**WHAT THE EXERCISE ASKS**
From the entries below, copy every line holding the word "type".

**ENTRIES SHOWN**

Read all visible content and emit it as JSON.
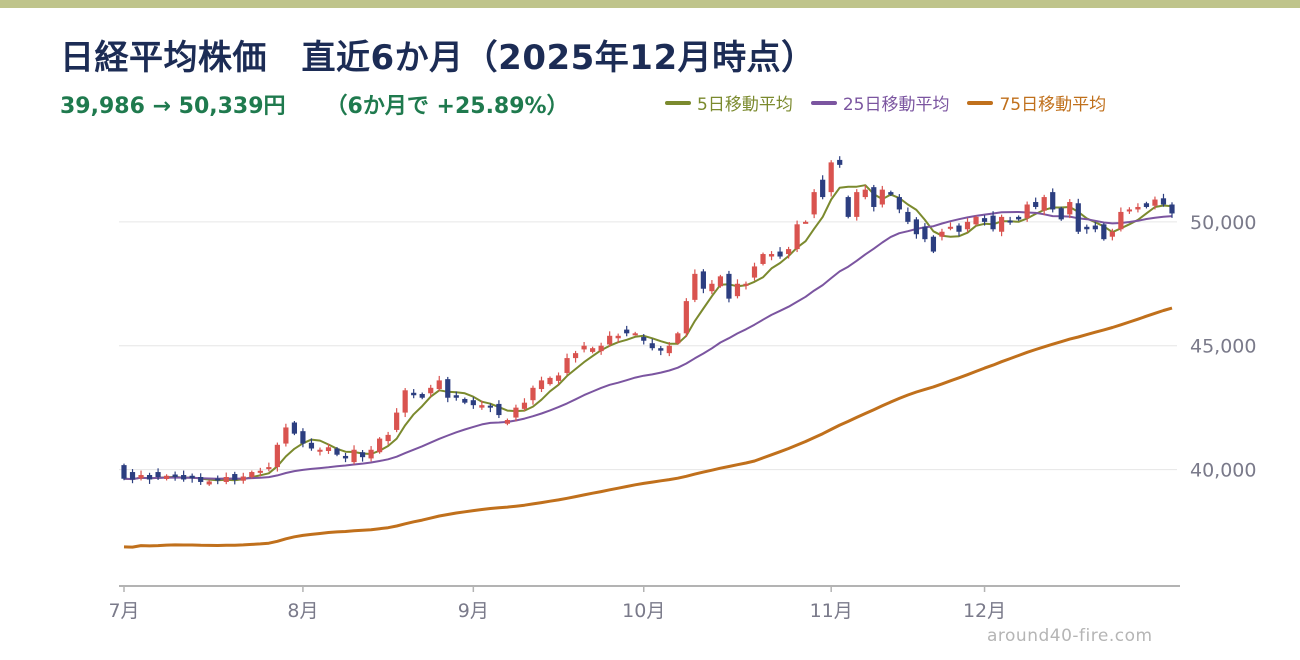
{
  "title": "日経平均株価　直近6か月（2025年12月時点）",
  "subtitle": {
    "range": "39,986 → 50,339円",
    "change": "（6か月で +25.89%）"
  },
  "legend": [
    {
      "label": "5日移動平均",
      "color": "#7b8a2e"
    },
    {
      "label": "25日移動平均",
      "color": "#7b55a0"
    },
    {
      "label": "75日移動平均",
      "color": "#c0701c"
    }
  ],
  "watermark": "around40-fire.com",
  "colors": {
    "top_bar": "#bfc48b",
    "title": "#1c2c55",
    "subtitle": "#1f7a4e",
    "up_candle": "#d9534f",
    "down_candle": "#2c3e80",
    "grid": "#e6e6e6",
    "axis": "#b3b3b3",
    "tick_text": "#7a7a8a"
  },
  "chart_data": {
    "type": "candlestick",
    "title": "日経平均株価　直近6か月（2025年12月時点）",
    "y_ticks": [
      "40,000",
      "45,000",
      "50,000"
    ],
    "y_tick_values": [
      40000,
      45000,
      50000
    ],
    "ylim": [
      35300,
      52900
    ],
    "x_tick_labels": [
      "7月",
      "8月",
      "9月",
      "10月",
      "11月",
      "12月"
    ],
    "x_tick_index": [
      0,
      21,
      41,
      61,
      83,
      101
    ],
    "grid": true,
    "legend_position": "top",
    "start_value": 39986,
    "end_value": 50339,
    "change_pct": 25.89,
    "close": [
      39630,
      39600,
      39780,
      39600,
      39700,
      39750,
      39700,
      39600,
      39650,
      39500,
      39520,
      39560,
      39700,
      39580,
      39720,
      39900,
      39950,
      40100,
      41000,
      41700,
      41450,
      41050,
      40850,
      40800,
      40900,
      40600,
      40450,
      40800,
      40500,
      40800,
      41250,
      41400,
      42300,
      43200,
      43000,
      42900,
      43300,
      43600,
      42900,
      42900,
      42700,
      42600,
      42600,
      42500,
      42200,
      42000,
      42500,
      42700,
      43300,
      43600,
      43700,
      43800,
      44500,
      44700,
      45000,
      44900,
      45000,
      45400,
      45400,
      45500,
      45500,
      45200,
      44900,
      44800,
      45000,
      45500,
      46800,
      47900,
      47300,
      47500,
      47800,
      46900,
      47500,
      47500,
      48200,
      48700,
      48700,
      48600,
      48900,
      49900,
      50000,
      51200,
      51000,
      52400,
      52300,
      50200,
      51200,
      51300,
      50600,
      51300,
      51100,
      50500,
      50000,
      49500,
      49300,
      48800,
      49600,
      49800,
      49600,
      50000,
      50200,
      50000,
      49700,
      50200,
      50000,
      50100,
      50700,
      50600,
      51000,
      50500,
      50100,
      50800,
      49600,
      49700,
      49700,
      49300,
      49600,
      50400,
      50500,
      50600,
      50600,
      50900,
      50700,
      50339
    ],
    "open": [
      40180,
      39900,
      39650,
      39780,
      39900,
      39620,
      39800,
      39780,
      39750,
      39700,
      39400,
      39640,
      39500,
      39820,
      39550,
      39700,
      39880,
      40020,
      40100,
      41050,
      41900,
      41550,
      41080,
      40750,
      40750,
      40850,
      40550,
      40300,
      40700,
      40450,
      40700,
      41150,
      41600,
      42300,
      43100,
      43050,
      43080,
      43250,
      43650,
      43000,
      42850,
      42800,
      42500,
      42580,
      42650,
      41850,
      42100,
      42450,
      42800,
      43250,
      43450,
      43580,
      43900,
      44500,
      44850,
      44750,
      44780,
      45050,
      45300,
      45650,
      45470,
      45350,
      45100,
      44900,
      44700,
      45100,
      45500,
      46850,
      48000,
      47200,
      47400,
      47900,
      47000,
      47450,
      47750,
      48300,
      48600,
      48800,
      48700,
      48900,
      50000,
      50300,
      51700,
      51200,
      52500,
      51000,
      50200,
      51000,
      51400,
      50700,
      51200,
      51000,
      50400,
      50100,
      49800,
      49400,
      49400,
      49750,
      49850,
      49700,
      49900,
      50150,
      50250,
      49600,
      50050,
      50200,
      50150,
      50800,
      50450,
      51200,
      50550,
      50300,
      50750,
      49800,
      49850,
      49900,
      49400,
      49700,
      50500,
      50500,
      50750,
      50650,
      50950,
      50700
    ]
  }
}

==

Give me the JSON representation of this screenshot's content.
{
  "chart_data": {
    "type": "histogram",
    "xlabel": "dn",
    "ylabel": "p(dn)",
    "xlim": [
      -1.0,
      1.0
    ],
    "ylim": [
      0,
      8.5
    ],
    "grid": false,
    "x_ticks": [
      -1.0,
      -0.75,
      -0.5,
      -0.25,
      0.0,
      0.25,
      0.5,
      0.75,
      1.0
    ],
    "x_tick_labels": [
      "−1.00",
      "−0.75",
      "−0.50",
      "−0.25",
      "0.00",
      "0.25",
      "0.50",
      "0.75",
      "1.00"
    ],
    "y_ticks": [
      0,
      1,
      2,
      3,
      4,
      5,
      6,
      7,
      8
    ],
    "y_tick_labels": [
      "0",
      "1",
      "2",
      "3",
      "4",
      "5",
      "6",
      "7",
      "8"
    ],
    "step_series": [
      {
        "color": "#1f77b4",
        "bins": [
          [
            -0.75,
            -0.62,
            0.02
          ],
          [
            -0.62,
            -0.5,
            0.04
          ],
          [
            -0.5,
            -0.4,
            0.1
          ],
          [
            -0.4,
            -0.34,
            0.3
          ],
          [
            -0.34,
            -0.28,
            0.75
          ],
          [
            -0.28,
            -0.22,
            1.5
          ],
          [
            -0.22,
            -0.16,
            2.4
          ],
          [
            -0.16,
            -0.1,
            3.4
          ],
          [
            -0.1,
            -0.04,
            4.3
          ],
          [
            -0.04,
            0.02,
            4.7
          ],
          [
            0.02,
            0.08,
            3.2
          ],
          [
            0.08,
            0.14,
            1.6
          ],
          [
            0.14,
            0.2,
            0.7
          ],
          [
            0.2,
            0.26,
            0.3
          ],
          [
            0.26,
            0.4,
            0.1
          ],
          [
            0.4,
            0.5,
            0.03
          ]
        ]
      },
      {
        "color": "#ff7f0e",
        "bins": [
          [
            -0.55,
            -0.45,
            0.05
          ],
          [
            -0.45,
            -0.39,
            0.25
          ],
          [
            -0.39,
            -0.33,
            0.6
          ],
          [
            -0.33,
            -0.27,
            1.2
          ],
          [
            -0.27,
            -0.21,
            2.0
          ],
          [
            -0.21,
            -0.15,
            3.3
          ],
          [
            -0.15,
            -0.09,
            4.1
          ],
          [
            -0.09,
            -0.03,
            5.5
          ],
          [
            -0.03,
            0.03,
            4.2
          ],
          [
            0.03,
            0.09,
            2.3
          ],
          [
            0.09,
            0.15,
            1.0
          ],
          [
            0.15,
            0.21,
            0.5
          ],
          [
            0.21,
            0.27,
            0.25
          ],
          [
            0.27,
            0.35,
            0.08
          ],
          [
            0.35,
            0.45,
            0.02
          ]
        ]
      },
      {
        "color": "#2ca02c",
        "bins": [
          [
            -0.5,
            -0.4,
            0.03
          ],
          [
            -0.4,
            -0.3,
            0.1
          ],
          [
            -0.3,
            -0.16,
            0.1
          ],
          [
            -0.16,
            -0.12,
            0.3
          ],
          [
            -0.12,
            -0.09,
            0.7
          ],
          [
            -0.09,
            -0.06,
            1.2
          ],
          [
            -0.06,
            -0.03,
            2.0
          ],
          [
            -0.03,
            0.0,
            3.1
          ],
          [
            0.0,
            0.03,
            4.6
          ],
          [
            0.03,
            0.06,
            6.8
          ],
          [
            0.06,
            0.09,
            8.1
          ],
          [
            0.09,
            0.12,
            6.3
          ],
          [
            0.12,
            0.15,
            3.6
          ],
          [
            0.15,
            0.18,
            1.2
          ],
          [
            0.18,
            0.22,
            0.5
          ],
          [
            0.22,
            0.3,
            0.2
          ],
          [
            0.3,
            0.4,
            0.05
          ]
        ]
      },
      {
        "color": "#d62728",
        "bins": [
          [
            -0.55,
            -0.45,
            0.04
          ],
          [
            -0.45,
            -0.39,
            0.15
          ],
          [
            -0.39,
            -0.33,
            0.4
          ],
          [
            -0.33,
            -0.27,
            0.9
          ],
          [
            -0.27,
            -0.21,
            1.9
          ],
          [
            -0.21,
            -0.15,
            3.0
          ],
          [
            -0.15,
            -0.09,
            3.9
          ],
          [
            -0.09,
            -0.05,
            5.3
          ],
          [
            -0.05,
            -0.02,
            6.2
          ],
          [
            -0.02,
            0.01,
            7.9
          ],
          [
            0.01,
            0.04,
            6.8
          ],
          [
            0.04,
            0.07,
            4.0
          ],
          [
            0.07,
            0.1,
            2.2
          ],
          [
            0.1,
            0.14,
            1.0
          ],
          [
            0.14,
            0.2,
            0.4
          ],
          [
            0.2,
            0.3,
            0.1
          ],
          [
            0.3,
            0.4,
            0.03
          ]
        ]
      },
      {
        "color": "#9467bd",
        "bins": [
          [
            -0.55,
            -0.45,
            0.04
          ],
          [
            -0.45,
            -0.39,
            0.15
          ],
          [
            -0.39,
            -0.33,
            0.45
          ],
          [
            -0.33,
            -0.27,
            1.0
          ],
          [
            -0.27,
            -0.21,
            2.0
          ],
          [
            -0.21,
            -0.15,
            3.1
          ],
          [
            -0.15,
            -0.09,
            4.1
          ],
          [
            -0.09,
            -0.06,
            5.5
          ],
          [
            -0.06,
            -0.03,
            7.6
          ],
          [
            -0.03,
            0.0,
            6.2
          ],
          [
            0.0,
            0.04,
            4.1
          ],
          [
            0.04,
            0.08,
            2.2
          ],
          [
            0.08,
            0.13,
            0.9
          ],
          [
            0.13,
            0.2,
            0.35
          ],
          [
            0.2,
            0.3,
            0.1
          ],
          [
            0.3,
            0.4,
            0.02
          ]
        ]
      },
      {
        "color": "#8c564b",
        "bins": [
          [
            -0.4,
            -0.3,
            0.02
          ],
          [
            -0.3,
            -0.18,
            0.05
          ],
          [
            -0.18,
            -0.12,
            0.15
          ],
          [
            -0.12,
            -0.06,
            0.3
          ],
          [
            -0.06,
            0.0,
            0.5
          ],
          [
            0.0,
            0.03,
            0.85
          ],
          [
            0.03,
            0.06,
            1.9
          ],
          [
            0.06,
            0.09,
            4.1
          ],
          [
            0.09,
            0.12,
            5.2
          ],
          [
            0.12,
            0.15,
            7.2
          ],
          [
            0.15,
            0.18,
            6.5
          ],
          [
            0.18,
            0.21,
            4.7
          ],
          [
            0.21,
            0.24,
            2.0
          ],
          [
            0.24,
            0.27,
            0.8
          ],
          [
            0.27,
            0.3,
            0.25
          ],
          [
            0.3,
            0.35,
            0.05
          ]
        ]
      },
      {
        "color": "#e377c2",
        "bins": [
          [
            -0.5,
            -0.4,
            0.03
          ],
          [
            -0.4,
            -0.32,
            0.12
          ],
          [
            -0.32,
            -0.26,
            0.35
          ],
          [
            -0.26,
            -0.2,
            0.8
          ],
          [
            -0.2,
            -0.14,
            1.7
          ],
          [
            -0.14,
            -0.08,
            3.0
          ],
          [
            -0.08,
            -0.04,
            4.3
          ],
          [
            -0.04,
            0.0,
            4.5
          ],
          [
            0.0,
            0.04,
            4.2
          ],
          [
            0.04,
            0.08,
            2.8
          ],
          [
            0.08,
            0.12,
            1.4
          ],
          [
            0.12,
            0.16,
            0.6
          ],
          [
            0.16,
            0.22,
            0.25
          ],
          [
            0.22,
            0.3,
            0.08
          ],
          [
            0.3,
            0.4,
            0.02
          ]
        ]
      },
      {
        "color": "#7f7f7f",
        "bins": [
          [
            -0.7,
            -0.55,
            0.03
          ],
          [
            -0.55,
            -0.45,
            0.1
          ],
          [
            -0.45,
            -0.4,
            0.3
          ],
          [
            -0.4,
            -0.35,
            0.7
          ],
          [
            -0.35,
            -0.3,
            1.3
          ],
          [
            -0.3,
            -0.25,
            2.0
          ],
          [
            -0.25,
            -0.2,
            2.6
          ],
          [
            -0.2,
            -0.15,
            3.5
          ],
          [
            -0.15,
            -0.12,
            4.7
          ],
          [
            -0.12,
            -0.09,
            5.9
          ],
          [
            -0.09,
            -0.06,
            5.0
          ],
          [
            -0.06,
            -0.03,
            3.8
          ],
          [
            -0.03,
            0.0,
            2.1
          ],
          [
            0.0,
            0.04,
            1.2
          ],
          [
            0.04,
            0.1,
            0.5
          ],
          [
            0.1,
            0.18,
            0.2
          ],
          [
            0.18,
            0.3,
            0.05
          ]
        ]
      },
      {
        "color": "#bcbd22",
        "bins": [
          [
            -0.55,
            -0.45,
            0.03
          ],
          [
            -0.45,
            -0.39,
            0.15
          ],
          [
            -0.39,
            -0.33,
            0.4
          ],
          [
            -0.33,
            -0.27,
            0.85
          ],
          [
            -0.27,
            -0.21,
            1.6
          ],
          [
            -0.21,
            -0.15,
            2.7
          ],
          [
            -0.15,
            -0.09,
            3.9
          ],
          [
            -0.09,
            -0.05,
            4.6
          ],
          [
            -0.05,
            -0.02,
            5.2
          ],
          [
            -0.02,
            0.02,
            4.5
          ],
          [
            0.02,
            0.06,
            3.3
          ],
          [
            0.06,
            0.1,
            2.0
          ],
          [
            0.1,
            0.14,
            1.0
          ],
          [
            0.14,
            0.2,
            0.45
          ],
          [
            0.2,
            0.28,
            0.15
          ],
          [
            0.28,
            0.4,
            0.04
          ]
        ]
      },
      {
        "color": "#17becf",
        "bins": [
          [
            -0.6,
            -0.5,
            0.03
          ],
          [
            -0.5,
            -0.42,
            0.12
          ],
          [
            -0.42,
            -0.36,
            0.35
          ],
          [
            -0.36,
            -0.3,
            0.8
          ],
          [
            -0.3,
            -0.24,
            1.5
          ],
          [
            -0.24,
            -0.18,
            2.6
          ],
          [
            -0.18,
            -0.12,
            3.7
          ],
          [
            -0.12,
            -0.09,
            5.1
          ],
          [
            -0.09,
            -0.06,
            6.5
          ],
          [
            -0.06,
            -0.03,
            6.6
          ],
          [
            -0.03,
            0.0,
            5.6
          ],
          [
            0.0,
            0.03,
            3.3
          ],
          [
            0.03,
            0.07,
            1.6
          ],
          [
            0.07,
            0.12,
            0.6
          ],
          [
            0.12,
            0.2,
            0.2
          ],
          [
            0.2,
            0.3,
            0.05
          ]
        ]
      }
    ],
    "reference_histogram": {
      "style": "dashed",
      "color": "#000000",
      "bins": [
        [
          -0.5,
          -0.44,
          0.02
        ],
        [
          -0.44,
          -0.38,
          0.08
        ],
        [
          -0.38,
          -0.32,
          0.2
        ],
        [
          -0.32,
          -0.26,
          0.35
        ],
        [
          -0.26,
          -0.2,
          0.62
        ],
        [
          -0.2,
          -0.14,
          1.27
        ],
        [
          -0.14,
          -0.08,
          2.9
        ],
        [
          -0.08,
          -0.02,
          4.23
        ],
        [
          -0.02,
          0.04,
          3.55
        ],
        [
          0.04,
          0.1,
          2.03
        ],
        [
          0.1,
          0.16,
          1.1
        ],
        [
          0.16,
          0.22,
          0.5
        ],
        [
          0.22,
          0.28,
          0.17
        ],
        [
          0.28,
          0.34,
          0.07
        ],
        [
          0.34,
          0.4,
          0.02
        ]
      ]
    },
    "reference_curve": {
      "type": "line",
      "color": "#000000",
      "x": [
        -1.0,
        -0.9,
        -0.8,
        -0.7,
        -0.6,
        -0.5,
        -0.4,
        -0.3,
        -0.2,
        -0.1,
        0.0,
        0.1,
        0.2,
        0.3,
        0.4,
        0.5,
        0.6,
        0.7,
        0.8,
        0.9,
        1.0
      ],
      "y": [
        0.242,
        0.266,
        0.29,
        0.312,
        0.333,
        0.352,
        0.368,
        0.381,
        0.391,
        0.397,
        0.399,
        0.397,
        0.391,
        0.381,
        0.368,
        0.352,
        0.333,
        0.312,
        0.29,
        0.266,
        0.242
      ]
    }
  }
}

**THE RESPONSE**
    "type": "candlestick",
    "type": "histogram",
      "type": "line",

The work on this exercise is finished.